--- begin Task material ---
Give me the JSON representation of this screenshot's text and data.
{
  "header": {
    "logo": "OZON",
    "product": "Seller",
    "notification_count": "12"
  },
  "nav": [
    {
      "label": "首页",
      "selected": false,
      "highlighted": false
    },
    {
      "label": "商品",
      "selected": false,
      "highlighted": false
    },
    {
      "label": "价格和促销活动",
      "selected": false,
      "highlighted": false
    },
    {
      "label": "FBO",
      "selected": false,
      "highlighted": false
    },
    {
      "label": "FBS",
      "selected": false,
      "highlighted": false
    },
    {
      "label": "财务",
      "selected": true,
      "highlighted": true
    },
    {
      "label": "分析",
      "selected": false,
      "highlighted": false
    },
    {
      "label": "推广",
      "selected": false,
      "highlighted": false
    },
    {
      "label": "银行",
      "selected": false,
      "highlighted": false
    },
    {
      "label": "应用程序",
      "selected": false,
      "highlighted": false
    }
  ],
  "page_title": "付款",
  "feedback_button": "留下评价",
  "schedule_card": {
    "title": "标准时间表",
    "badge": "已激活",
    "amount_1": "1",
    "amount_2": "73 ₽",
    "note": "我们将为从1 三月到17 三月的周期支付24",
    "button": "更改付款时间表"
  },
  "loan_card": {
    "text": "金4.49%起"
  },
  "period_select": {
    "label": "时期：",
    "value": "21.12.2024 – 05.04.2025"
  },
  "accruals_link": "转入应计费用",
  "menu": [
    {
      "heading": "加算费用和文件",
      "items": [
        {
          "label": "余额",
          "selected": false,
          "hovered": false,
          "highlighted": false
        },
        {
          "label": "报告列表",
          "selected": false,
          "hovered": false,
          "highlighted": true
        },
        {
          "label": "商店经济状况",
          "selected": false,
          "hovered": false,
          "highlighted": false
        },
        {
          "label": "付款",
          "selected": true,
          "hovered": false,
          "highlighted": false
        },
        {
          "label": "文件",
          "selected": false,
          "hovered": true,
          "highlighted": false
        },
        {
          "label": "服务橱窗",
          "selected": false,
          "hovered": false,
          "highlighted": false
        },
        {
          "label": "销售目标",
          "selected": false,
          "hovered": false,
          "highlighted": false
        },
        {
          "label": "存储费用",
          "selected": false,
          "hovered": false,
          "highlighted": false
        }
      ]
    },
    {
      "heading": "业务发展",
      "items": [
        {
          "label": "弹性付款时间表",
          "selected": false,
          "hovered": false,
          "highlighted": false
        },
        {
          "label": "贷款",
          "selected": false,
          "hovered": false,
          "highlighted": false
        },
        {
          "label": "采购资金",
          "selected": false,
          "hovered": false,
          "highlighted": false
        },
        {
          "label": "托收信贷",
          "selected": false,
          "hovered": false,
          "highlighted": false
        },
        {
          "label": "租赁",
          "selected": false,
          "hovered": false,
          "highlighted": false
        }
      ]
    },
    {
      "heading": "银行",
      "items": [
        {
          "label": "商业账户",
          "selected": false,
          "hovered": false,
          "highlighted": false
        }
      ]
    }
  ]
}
--- end Task material ---
> _Written exercise_
Select, from the listing, all lines that include the word "true".

> _The reply_
      "selected": true,
      "highlighted": true
          "highlighted": true
          "selected": true,
          "hovered": true,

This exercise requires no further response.